Dataset items
----

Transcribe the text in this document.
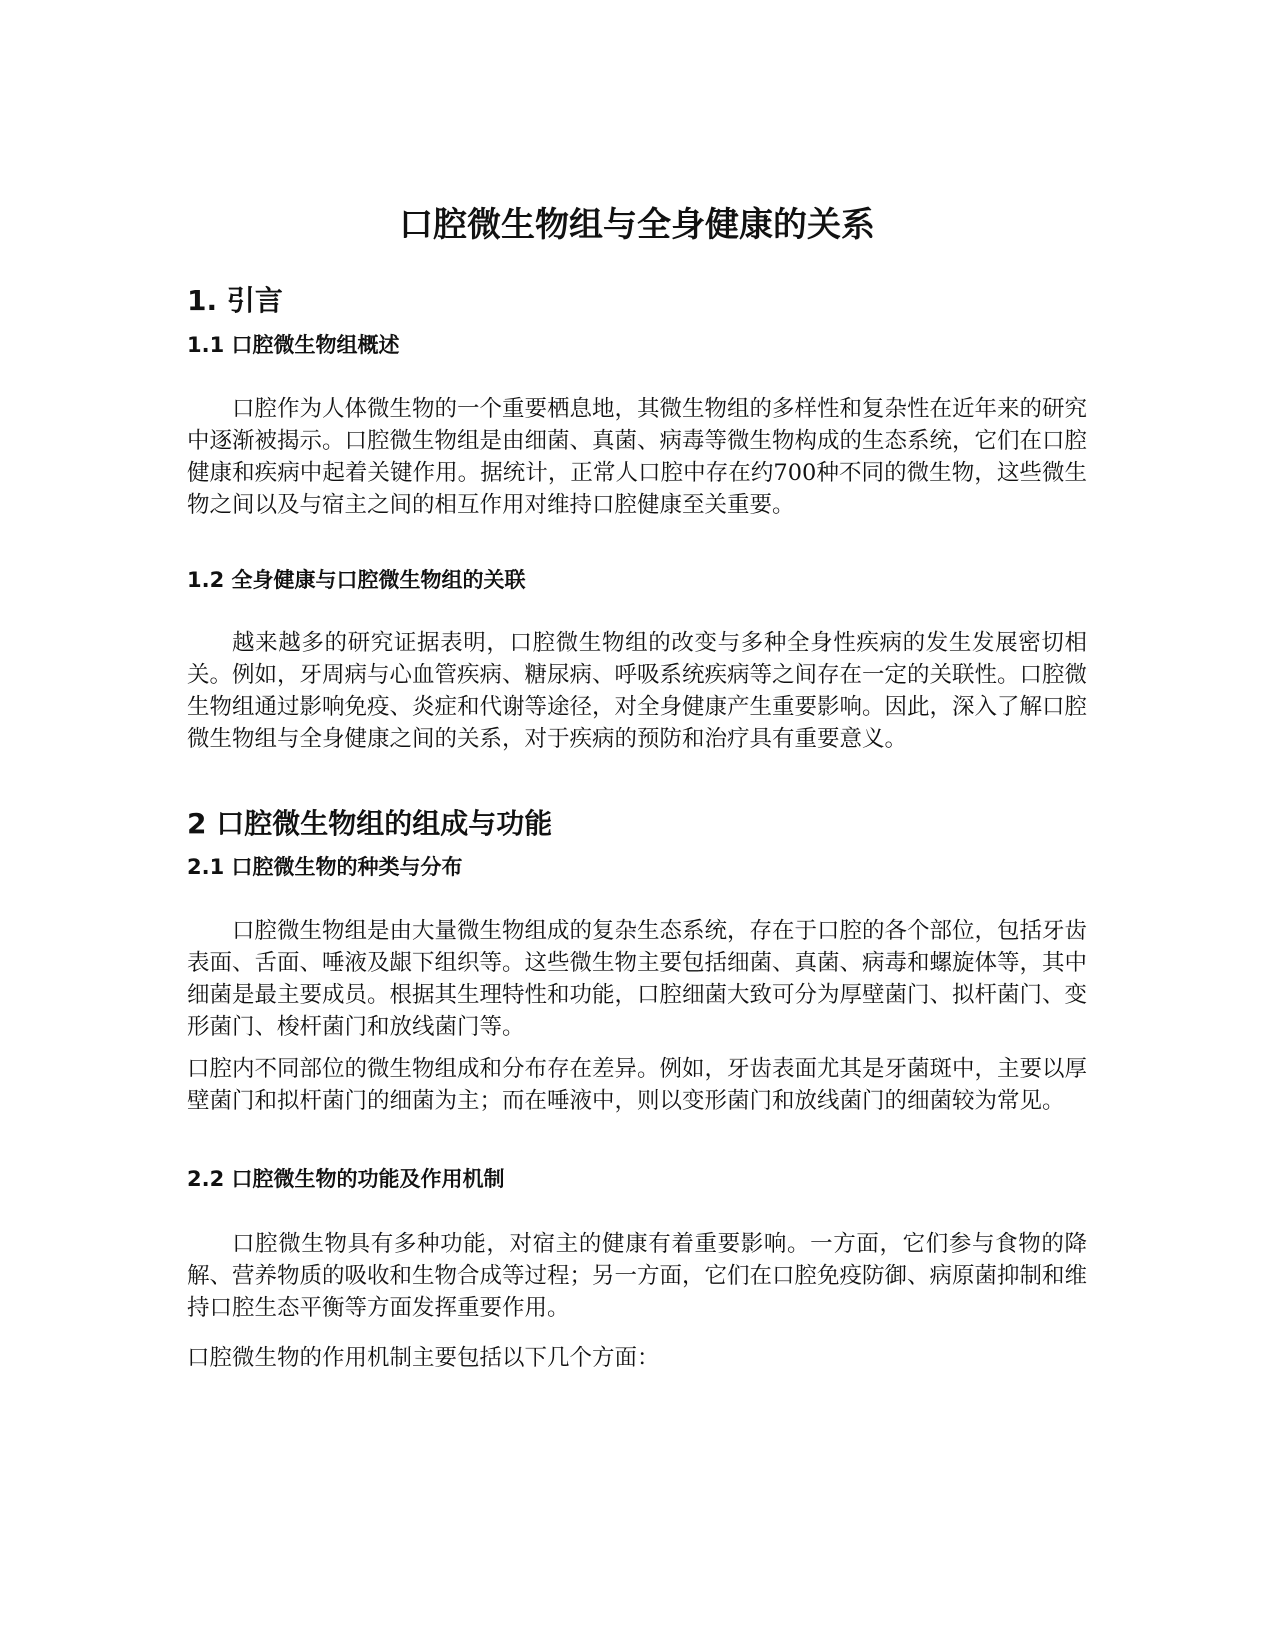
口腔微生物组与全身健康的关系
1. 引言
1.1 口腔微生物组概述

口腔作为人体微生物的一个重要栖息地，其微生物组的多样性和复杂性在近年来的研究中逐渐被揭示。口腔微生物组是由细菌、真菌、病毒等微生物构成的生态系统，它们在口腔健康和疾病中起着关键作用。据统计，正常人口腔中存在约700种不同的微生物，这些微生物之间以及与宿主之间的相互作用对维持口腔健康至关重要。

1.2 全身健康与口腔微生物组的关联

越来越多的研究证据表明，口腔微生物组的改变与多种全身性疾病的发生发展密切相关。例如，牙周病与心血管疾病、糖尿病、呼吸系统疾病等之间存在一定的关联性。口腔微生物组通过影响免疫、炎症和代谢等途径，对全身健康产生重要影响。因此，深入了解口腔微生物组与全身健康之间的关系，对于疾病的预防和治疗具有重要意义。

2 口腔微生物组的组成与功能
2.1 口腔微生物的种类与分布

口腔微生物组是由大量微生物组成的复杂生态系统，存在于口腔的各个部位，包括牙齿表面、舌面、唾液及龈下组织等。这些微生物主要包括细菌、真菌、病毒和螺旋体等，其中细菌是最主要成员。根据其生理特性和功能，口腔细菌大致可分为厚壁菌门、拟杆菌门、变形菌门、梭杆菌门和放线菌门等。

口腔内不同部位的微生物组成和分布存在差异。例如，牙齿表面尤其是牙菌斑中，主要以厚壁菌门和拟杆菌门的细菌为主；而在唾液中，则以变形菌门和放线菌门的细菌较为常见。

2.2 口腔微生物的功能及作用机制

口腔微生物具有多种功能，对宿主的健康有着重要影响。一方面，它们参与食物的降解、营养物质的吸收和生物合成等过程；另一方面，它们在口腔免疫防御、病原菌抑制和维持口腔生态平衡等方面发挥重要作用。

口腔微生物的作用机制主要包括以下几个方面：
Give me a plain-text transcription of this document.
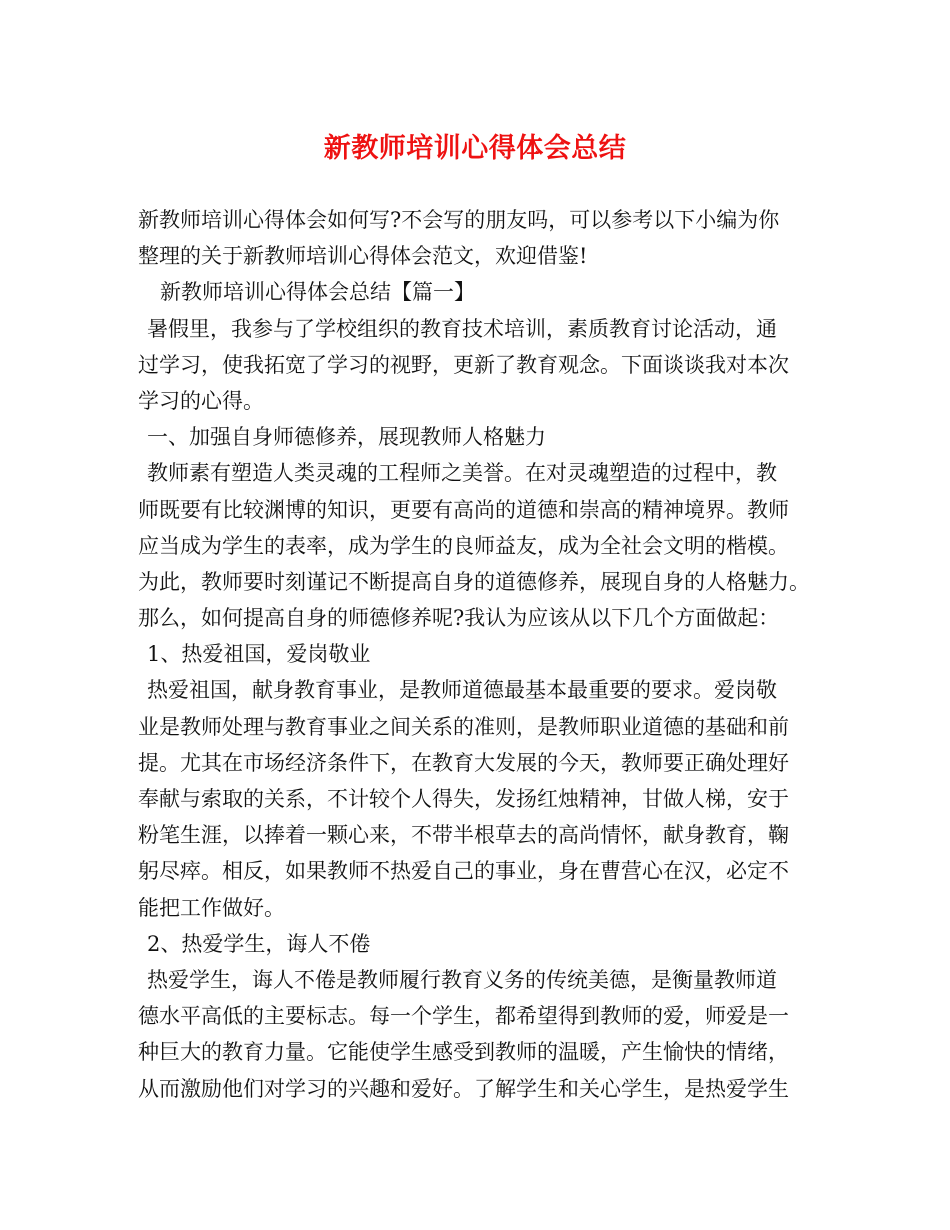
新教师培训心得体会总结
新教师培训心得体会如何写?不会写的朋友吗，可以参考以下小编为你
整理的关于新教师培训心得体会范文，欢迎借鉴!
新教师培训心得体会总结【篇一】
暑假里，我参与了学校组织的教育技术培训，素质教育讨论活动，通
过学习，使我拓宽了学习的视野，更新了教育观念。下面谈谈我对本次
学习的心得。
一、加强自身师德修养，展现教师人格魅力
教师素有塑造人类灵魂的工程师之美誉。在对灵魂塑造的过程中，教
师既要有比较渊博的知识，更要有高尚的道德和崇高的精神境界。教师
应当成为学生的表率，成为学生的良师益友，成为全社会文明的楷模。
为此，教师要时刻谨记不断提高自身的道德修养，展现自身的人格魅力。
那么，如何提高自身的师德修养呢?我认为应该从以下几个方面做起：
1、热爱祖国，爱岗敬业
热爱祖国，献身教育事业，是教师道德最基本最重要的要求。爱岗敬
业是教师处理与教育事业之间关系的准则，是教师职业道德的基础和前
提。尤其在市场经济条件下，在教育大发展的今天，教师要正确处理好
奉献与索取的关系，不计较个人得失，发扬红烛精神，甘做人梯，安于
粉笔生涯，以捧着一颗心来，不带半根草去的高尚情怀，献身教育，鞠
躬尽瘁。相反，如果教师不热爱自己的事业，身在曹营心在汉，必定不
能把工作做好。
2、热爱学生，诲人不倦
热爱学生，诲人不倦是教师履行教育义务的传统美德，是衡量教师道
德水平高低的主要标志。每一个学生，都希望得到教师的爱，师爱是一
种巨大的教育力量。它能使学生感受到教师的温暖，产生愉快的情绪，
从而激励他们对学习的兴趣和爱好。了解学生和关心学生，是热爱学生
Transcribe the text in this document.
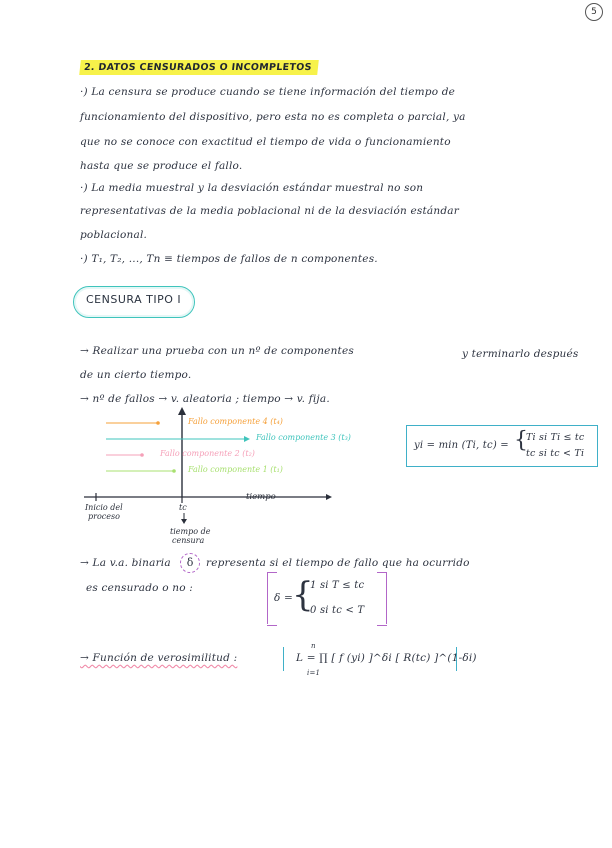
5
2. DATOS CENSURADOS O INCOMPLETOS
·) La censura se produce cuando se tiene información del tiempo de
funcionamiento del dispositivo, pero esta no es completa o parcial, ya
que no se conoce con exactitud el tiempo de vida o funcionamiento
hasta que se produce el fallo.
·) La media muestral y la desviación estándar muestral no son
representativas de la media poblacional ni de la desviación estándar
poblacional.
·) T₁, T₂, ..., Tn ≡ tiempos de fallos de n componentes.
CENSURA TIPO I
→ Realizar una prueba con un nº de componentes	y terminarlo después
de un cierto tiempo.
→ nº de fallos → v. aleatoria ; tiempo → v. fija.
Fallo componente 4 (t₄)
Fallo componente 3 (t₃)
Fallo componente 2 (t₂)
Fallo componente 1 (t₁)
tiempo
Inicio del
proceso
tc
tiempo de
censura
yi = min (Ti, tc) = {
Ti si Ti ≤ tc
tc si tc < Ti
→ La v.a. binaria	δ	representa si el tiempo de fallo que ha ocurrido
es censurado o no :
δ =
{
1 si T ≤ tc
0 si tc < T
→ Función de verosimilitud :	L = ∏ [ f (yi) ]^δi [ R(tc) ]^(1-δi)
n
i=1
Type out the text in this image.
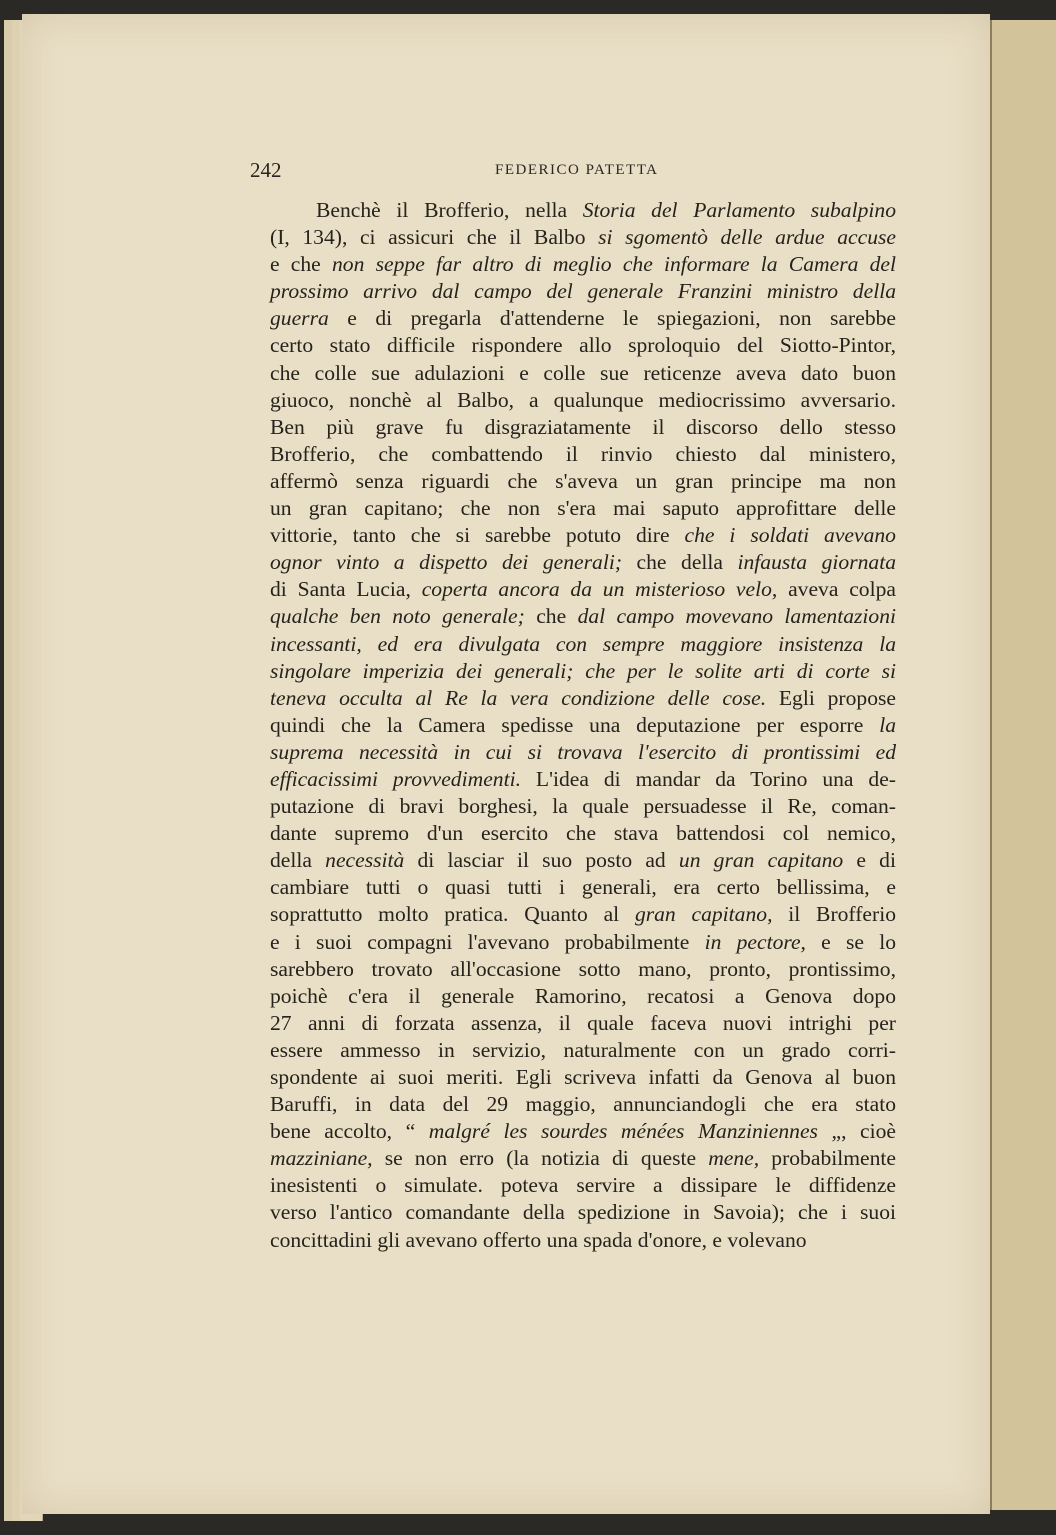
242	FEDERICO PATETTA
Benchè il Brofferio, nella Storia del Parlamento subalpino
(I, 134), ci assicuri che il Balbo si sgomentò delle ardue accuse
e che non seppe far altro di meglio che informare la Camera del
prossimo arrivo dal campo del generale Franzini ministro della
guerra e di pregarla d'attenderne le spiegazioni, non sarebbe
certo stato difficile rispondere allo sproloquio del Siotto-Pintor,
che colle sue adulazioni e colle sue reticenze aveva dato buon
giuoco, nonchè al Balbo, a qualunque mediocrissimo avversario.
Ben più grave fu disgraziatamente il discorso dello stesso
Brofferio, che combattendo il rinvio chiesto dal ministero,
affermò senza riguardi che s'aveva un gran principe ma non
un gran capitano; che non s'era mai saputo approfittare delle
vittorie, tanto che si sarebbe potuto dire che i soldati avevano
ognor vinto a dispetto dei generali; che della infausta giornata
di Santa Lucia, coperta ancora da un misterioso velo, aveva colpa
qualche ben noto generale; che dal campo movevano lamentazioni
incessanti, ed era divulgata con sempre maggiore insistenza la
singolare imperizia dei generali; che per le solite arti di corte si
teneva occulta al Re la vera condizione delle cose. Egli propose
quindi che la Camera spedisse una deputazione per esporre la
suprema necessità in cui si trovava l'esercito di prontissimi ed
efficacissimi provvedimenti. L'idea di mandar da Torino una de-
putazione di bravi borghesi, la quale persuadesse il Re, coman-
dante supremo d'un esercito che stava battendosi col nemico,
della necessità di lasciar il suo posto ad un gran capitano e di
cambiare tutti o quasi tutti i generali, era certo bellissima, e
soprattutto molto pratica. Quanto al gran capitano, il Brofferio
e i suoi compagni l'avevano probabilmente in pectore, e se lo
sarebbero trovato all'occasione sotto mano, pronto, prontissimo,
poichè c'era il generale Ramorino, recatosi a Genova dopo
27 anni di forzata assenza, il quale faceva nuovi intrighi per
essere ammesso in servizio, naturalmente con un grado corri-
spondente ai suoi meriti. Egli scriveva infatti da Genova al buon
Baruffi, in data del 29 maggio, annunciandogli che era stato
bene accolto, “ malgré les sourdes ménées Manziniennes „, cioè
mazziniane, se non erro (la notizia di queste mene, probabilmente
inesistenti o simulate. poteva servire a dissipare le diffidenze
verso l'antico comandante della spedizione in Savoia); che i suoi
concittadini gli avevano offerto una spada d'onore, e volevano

----

What to produce » Repeat the listing verbatim. Skip the pictures.

Written response »
Transcribe the text in this document.
口腔微生物组与全身健康的关系
1. 引言
1.1 口腔微生物组概述

口腔作为人体微生物的一个重要栖息地，其微生物组的多样性和复杂性在近年来的研究中逐渐被揭示。口腔微生物组是由细菌、真菌、病毒等微生物构成的生态系统，它们在口腔健康和疾病中起着关键作用。据统计，正常人口腔中存在约700种不同的微生物，这些微生物之间以及与宿主之间的相互作用对维持口腔健康至关重要。

1.2 全身健康与口腔微生物组的关联

越来越多的研究证据表明，口腔微生物组的改变与多种全身性疾病的发生发展密切相关。例如，牙周病与心血管疾病、糖尿病、呼吸系统疾病等之间存在一定的关联性。口腔微生物组通过影响免疫、炎症和代谢等途径，对全身健康产生重要影响。因此，深入了解口腔微生物组与全身健康之间的关系，对于疾病的预防和治疗具有重要意义。

2 口腔微生物组的组成与功能
2.1 口腔微生物的种类与分布

口腔微生物组是由大量微生物组成的复杂生态系统，存在于口腔的各个部位，包括牙齿表面、舌面、唾液及龈下组织等。这些微生物主要包括细菌、真菌、病毒和螺旋体等，其中细菌是最主要成员。根据其生理特性和功能，口腔细菌大致可分为厚壁菌门、拟杆菌门、变形菌门、梭杆菌门和放线菌门等。

口腔内不同部位的微生物组成和分布存在差异。例如，牙齿表面尤其是牙菌斑中，主要以厚壁菌门和拟杆菌门的细菌为主；而在唾液中，则以变形菌门和放线菌门的细菌较为常见。

2.2 口腔微生物的功能及作用机制

口腔微生物具有多种功能，对宿主的健康有着重要影响。一方面，它们参与食物的降解、营养物质的吸收和生物合成等过程；另一方面，它们在口腔免疫防御、病原菌抑制和维持口腔生态平衡等方面发挥重要作用。

口腔微生物的作用机制主要包括以下几个方面：
Give me a plain-text transcription of this document.
新教师培训心得体会总结
新教师培训心得体会如何写?不会写的朋友吗，可以参考以下小编为你
整理的关于新教师培训心得体会范文，欢迎借鉴!
新教师培训心得体会总结【篇一】
暑假里，我参与了学校组织的教育技术培训，素质教育讨论活动，通
过学习，使我拓宽了学习的视野，更新了教育观念。下面谈谈我对本次
学习的心得。
一、加强自身师德修养，展现教师人格魅力
教师素有塑造人类灵魂的工程师之美誉。在对灵魂塑造的过程中，教
师既要有比较渊博的知识，更要有高尚的道德和崇高的精神境界。教师
应当成为学生的表率，成为学生的良师益友，成为全社会文明的楷模。
为此，教师要时刻谨记不断提高自身的道德修养，展现自身的人格魅力。
那么，如何提高自身的师德修养呢?我认为应该从以下几个方面做起：
1、热爱祖国，爱岗敬业
热爱祖国，献身教育事业，是教师道德最基本最重要的要求。爱岗敬
业是教师处理与教育事业之间关系的准则，是教师职业道德的基础和前
提。尤其在市场经济条件下，在教育大发展的今天，教师要正确处理好
奉献与索取的关系，不计较个人得失，发扬红烛精神，甘做人梯，安于
粉笔生涯，以捧着一颗心来，不带半根草去的高尚情怀，献身教育，鞠
躬尽瘁。相反，如果教师不热爱自己的事业，身在曹营心在汉，必定不
能把工作做好。
2、热爱学生，诲人不倦
热爱学生，诲人不倦是教师履行教育义务的传统美德，是衡量教师道
德水平高低的主要标志。每一个学生，都希望得到教师的爱，师爱是一
种巨大的教育力量。它能使学生感受到教师的温暖，产生愉快的情绪，
从而激励他们对学习的兴趣和爱好。了解学生和关心学生，是热爱学生
Transcribe the text in this document.
5
2. DATOS CENSURADOS O INCOMPLETOS
·) La censura se produce cuando se tiene información del tiempo de
funcionamiento del dispositivo, pero esta no es completa o parcial, ya
que no se conoce con exactitud el tiempo de vida o funcionamiento
hasta que se produce el fallo.
·) La media muestral y la desviación estándar muestral no son
representativas de la media poblacional ni de la desviación estándar
poblacional.
·) T₁, T₂, ..., Tn ≡ tiempos de fallos de n componentes.
CENSURA TIPO I
→ Realizar una prueba con un nº de componentes	y terminarlo después
de un cierto tiempo.
→ nº de fallos → v. aleatoria ; tiempo → v. fija.
Fallo componente 4 (t₄)
Fallo componente 3 (t₃)
Fallo componente 2 (t₂)
Fallo componente 1 (t₁)
tiempo
Inicio del
proceso
tc
tiempo de
censura
yi = min (Ti, tc) = {
Ti si Ti ≤ tc
tc si tc < Ti
→ La v.a. binaria	δ	representa si el tiempo de fallo que ha ocurrido
es censurado o no :
δ =
{
1 si T ≤ tc
0 si tc < T
→ Función de verosimilitud :	L = ∏ [ f (yi) ]^δi [ R(tc) ]^(1-δi)
n
i=1
Type out the text in this image.
242	FEDERICO PATETTA
Benchè il Brofferio, nella Storia del Parlamento subalpino
(I, 134), ci assicuri che il Balbo si sgomentò delle ardue accuse
e che non seppe far altro di meglio che informare la Camera del
prossimo arrivo dal campo del generale Franzini ministro della
guerra e di pregarla d'attenderne le spiegazioni, non sarebbe
certo stato difficile rispondere allo sproloquio del Siotto-Pintor,
che colle sue adulazioni e colle sue reticenze aveva dato buon
giuoco, nonchè al Balbo, a qualunque mediocrissimo avversario.
Ben più grave fu disgraziatamente il discorso dello stesso
Brofferio, che combattendo il rinvio chiesto dal ministero,
affermò senza riguardi che s'aveva un gran principe ma non
un gran capitano; che non s'era mai saputo approfittare delle
vittorie, tanto che si sarebbe potuto dire che i soldati avevano
ognor vinto a dispetto dei generali; che della infausta giornata
di Santa Lucia, coperta ancora da un misterioso velo, aveva colpa
qualche ben noto generale; che dal campo movevano lamentazioni
incessanti, ed era divulgata con sempre maggiore insistenza la
singolare imperizia dei generali; che per le solite arti di corte si
teneva occulta al Re la vera condizione delle cose. Egli propose
quindi che la Camera spedisse una deputazione per esporre la
suprema necessità in cui si trovava l'esercito di prontissimi ed
efficacissimi provvedimenti. L'idea di mandar da Torino una de-
putazione di bravi borghesi, la quale persuadesse il Re, coman-
dante supremo d'un esercito che stava battendosi col nemico,
della necessità di lasciar il suo posto ad un gran capitano e di
cambiare tutti o quasi tutti i generali, era certo bellissima, e
soprattutto molto pratica. Quanto al gran capitano, il Brofferio
e i suoi compagni l'avevano probabilmente in pectore, e se lo
sarebbero trovato all'occasione sotto mano, pronto, prontissimo,
poichè c'era il generale Ramorino, recatosi a Genova dopo
27 anni di forzata assenza, il quale faceva nuovi intrighi per
essere ammesso in servizio, naturalmente con un grado corri-
spondente ai suoi meriti. Egli scriveva infatti da Genova al buon
Baruffi, in data del 29 maggio, annunciandogli che era stato
bene accolto, “ malgré les sourdes ménées Manziniennes „, cioè
mazziniane, se non erro (la notizia di queste mene, probabilmente
inesistenti o simulate. poteva servire a dissipare le diffidenze
verso l'antico comandante della spedizione in Savoia); che i suoi
concittadini gli avevano offerto una spada d'onore, e volevano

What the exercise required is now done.